__Instructions for the task__:
Each line below is to be written out in full, exactly as shown.

__Data provided__:
####################

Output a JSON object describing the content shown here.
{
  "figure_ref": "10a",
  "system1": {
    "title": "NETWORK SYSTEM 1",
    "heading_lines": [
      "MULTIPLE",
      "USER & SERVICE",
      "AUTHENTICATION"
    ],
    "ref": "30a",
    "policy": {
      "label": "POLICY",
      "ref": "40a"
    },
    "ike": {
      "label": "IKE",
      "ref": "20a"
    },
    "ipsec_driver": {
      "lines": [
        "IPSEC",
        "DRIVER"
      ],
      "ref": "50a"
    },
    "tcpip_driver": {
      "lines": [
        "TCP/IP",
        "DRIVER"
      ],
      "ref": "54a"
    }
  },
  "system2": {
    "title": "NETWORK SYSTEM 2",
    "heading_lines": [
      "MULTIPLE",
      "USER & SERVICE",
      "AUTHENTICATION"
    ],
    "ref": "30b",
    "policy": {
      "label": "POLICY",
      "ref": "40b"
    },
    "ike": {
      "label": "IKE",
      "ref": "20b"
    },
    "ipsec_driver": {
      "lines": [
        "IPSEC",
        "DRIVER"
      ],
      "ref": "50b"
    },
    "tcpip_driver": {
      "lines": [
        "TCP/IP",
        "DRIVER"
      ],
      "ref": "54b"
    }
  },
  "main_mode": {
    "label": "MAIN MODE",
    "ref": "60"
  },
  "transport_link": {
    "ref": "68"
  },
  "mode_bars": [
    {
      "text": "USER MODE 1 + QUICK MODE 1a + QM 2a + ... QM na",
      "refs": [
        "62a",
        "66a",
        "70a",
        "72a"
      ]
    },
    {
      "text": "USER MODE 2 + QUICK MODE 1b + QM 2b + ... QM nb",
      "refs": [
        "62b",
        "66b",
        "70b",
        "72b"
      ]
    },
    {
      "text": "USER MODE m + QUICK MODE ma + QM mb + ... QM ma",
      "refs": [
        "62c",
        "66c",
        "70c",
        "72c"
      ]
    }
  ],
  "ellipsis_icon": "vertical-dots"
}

####################

__Expected answer__:
Output a JSON object describing the content shown here.
{
  "figure_ref": "10a",
  "system1": {
    "title": "NETWORK SYSTEM 1",
    "heading_lines": [
      "MULTIPLE",
      "USER & SERVICE",
      "AUTHENTICATION"
    ],
    "ref": "30a",
    "policy": {
      "label": "POLICY",
      "ref": "40a"
    },
    "ike": {
      "label": "IKE",
      "ref": "20a"
    },
    "ipsec_driver": {
      "lines": [
        "IPSEC",
        "DRIVER"
      ],
      "ref": "50a"
    },
    "tcpip_driver": {
      "lines": [
        "TCP/IP",
        "DRIVER"
      ],
      "ref": "54a"
    }
  },
  "system2": {
    "title": "NETWORK SYSTEM 2",
    "heading_lines": [
      "MULTIPLE",
      "USER & SERVICE",
      "AUTHENTICATION"
    ],
    "ref": "30b",
    "policy": {
      "label": "POLICY",
      "ref": "40b"
    },
    "ike": {
      "label": "IKE",
      "ref": "20b"
    },
    "ipsec_driver": {
      "lines": [
        "IPSEC",
        "DRIVER"
      ],
      "ref": "50b"
    },
    "tcpip_driver": {
      "lines": [
        "TCP/IP",
        "DRIVER"
      ],
      "ref": "54b"
    }
  },
  "main_mode": {
    "label": "MAIN MODE",
    "ref": "60"
  },
  "transport_link": {
    "ref": "68"
  },
  "mode_bars": [
    {
      "text": "USER MODE 1 + QUICK MODE 1a + QM 2a + ... QM na",
      "refs": [
        "62a",
        "66a",
        "70a",
        "72a"
      ]
    },
    {
      "text": "USER MODE 2 + QUICK MODE 1b + QM 2b + ... QM nb",
      "refs": [
        "62b",
        "66b",
        "70b",
        "72b"
      ]
    },
    {
      "text": "USER MODE m + QUICK MODE ma + QM mb + ... QM ma",
      "refs": [
        "62c",
        "66c",
        "70c",
        "72c"
      ]
    }
  ],
  "ellipsis_icon": "vertical-dots"
}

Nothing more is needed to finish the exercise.